PROBLEM DETAILS: Set out each line from the following listing that includes the word "dSTEC".

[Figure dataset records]
****

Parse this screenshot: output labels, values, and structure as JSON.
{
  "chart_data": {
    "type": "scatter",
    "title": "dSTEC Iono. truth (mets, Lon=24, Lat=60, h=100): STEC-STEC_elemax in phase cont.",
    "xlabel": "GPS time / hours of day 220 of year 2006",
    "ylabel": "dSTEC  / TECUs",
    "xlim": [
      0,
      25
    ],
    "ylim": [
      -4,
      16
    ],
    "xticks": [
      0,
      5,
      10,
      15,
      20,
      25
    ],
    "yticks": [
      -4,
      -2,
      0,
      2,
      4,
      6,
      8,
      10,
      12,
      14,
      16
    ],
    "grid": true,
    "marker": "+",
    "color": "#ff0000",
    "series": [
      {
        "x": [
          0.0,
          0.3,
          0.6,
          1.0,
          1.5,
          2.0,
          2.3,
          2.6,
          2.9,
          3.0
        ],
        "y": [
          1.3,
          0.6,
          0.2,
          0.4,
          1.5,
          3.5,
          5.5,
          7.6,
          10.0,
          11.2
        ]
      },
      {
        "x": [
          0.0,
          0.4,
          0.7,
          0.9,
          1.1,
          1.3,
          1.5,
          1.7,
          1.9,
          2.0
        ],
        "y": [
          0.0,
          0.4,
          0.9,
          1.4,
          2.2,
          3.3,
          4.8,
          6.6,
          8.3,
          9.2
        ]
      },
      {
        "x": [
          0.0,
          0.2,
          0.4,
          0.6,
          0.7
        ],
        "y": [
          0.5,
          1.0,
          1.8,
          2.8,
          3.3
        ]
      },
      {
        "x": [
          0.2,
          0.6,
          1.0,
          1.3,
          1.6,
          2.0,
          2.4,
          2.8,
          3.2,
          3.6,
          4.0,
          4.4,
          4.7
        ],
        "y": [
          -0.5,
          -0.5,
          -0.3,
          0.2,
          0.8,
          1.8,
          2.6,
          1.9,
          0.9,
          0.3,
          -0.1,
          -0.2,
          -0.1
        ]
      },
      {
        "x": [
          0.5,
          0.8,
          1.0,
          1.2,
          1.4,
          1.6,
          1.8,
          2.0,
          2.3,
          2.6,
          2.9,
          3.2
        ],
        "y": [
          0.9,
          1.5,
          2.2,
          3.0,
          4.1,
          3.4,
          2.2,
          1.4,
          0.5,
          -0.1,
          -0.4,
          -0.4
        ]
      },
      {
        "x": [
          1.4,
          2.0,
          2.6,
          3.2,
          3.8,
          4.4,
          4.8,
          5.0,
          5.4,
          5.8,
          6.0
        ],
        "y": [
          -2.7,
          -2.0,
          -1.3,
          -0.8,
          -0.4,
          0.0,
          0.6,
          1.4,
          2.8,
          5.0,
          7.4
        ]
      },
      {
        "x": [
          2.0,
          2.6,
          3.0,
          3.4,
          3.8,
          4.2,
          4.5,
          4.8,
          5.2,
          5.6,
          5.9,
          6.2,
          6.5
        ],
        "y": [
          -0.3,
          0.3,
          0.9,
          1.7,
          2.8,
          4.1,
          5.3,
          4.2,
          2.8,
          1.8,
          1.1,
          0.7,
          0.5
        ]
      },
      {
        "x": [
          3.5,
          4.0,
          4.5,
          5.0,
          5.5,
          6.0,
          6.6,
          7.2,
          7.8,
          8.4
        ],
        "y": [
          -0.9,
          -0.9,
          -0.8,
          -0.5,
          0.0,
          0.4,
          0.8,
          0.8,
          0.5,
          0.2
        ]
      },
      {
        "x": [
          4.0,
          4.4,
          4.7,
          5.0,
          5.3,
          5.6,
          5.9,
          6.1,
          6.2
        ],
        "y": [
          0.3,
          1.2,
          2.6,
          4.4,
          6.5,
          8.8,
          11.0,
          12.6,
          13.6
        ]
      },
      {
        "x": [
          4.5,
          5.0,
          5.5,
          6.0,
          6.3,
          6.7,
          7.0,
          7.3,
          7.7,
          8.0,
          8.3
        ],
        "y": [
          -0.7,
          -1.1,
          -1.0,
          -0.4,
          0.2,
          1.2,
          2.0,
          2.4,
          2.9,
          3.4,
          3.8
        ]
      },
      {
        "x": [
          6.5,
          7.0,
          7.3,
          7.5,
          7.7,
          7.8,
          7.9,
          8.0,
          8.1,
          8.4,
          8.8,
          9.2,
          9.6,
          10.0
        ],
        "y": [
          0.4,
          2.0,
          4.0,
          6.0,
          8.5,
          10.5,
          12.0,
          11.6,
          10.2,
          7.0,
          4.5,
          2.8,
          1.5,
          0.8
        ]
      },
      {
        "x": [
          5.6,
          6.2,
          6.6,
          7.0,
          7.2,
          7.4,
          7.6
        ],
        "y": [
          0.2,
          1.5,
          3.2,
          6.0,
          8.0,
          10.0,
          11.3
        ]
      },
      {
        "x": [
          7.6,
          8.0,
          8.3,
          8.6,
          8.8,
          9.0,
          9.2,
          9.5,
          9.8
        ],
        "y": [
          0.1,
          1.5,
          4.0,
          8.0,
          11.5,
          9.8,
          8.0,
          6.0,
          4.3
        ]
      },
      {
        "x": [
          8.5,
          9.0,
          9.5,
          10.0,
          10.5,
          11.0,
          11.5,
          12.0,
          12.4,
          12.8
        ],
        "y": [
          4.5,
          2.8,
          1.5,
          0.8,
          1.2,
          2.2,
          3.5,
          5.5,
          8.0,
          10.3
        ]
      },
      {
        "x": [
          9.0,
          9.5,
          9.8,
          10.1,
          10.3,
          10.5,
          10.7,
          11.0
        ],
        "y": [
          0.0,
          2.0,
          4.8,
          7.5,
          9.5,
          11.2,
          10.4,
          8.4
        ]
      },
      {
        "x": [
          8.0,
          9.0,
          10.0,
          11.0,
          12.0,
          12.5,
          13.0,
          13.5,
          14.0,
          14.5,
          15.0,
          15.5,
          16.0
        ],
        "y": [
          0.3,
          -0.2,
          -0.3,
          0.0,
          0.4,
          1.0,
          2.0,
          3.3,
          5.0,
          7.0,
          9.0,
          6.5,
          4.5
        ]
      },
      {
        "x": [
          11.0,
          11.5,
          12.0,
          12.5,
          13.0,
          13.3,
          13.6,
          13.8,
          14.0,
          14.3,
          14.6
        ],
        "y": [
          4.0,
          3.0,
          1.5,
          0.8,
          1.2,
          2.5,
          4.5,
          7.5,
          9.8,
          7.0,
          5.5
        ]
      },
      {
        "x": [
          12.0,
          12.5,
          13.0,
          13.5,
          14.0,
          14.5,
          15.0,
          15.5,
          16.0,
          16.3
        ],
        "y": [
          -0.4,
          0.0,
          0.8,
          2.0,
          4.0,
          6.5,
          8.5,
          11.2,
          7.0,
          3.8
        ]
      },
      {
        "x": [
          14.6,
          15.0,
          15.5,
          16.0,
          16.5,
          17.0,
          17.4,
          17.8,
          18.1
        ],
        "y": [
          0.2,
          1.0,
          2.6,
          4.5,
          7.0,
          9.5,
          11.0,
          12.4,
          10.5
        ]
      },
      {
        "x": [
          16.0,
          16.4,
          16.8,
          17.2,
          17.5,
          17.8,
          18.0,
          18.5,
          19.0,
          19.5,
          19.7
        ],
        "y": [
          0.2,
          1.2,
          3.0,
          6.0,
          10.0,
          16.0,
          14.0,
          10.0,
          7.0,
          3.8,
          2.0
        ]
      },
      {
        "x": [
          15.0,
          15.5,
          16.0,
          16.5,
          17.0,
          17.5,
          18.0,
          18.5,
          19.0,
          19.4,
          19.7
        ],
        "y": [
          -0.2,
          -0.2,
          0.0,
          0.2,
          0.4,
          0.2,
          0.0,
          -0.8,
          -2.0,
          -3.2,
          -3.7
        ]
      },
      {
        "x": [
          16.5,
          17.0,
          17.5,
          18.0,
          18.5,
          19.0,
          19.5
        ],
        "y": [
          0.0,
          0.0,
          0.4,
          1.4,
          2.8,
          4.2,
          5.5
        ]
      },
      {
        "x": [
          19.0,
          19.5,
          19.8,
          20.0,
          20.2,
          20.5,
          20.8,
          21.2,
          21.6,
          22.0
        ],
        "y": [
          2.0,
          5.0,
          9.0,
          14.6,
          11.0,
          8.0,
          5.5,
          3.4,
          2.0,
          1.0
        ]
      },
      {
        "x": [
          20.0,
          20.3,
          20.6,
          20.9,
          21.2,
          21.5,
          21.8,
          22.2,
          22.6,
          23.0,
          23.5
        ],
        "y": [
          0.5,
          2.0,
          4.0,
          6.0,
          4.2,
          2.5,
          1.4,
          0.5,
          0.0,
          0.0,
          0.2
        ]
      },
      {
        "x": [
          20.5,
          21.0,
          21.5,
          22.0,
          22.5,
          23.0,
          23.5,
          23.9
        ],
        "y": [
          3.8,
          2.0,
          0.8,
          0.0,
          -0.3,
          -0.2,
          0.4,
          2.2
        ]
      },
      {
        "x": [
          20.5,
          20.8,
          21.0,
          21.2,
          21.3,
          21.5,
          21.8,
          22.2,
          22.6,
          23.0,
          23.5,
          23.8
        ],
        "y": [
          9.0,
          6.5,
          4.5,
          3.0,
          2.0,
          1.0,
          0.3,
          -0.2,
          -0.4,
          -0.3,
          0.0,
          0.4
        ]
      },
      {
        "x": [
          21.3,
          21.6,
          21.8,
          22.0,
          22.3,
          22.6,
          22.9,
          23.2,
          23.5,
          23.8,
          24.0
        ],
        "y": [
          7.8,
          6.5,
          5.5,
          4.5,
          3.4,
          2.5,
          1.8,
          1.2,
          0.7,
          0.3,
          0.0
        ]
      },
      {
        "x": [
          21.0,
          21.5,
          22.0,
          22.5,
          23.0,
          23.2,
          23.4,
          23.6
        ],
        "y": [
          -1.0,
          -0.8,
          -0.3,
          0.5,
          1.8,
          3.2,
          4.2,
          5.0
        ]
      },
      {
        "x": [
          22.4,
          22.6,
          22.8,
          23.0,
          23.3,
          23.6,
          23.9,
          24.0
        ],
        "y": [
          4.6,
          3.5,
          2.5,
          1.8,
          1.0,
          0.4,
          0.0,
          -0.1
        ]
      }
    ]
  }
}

****

EXERCISE RESPONSE:
    "title": "dSTEC Iono. truth (mets, Lon=24, Lat=60, h=100): STEC-STEC_elemax in phase cont.",
    "ylabel": "dSTEC  / TECUs",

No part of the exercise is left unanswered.